Instructions for the task →
Report, as a bare number, how many lines of the material below contain the word "JSON".

— Start of Supplied information —

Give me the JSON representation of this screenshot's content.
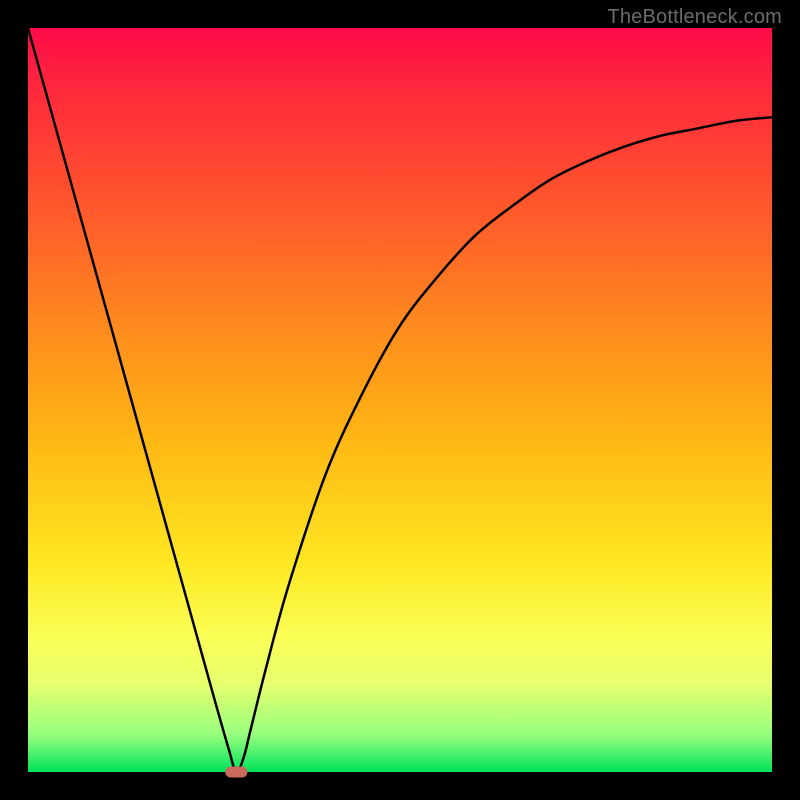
{
  "watermark": "TheBottleneck.com",
  "chart_data": {
    "type": "line",
    "title": "",
    "xlabel": "",
    "ylabel": "",
    "xlim": [
      0,
      100
    ],
    "ylim": [
      0,
      100
    ],
    "grid": false,
    "legend": false,
    "description": "Bottleneck percentage curve with a single minimum. Background gradient encodes severity (green=0 bottom, red=100 top).",
    "x": [
      0,
      5,
      10,
      15,
      20,
      25,
      27,
      28,
      29,
      30,
      32,
      35,
      40,
      45,
      50,
      55,
      60,
      65,
      70,
      75,
      80,
      85,
      90,
      95,
      100
    ],
    "y": [
      100,
      82,
      64,
      46,
      28,
      10,
      3,
      0,
      2,
      6,
      14,
      25,
      40,
      51,
      60,
      66.5,
      72,
      76,
      79.5,
      82,
      84,
      85.5,
      86.5,
      87.5,
      88
    ],
    "minimum_marker": {
      "x": 28,
      "y": 0
    },
    "gradient_stops": [
      {
        "pos": 0,
        "color": "#00e25a"
      },
      {
        "pos": 5,
        "color": "#97ff7e"
      },
      {
        "pos": 12,
        "color": "#e8ff6e"
      },
      {
        "pos": 18,
        "color": "#faff56"
      },
      {
        "pos": 28,
        "color": "#ffe822"
      },
      {
        "pos": 45,
        "color": "#ffb613"
      },
      {
        "pos": 60,
        "color": "#ff8a1e"
      },
      {
        "pos": 75,
        "color": "#ff5a2b"
      },
      {
        "pos": 90,
        "color": "#ff2e3a"
      },
      {
        "pos": 100,
        "color": "#ff0b48"
      }
    ]
  }
}
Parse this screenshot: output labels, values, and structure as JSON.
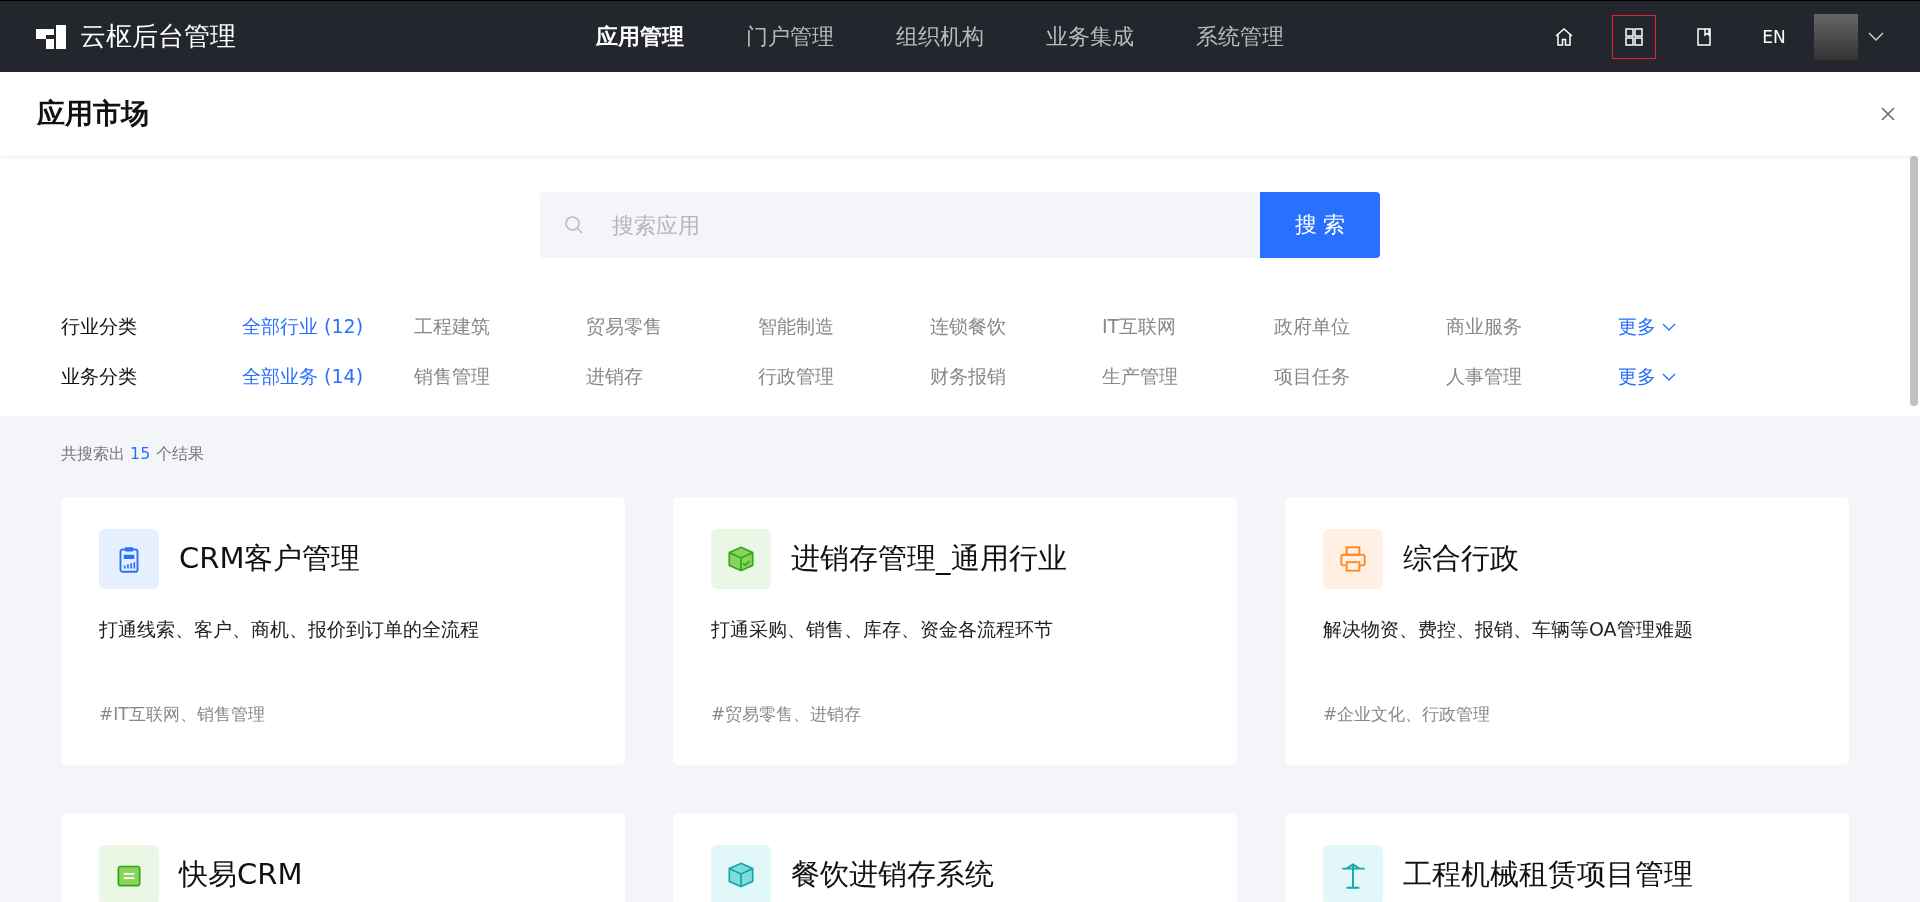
{
  "app_title": "云枢后台管理",
  "nav": [
    {
      "label": "应用管理",
      "selected": true
    },
    {
      "label": "门户管理",
      "selected": false
    },
    {
      "label": "组织机构",
      "selected": false
    },
    {
      "label": "业务集成",
      "selected": false
    },
    {
      "label": "系统管理",
      "selected": false
    }
  ],
  "toolbar": [
    {
      "kind": "home",
      "highlighted": false
    },
    {
      "kind": "grid",
      "highlighted": true
    },
    {
      "kind": "book",
      "highlighted": false
    },
    {
      "kind": "language",
      "label": "EN",
      "highlighted": false
    }
  ],
  "page_title": "应用市场",
  "search": {
    "placeholder": "搜索应用",
    "button": "搜 索"
  },
  "filters": [
    {
      "label": "行业分类",
      "options": [
        {
          "label": "全部行业 (12)",
          "selected": true
        },
        {
          "label": "工程建筑",
          "selected": false
        },
        {
          "label": "贸易零售",
          "selected": false
        },
        {
          "label": "智能制造",
          "selected": false
        },
        {
          "label": "连锁餐饮",
          "selected": false
        },
        {
          "label": "IT互联网",
          "selected": false
        },
        {
          "label": "政府单位",
          "selected": false
        },
        {
          "label": "商业服务",
          "selected": false
        }
      ],
      "more": "更多"
    },
    {
      "label": "业务分类",
      "options": [
        {
          "label": "全部业务 (14)",
          "selected": true
        },
        {
          "label": "销售管理",
          "selected": false
        },
        {
          "label": "进销存",
          "selected": false
        },
        {
          "label": "行政管理",
          "selected": false
        },
        {
          "label": "财务报销",
          "selected": false
        },
        {
          "label": "生产管理",
          "selected": false
        },
        {
          "label": "项目任务",
          "selected": false
        },
        {
          "label": "人事管理",
          "selected": false
        }
      ],
      "more": "更多"
    }
  ],
  "result_count": "共搜索出 **15** 个结果",
  "apps": [
    {
      "kind": "crm",
      "color": "#e6f0ff",
      "title": "CRM客户管理",
      "description": "打通线索、客户、商机、报价到订单的全流程",
      "tags": "#IT互联网、销售管理"
    },
    {
      "kind": "box",
      "color": "#eaf7e4",
      "title": "进销存管理_通用行业",
      "description": "打通采购、销售、库存、资金各流程环节",
      "tags": "#贸易零售、进销存"
    },
    {
      "kind": "printer",
      "color": "#fff0e3",
      "title": "综合行政",
      "description": "解决物资、费控、报销、车辆等OA管理难题",
      "tags": "#企业文化、行政管理"
    },
    {
      "kind": "tray",
      "color": "#eaf7e4",
      "title": "快易CRM"
    },
    {
      "kind": "cube",
      "color": "#e2f7f7",
      "title": "餐饮进销存系统"
    },
    {
      "kind": "crane",
      "color": "#e2f7f7",
      "title": "工程机械租赁项目管理"
    }
  ]
}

— End of Supplied information —

Response →
2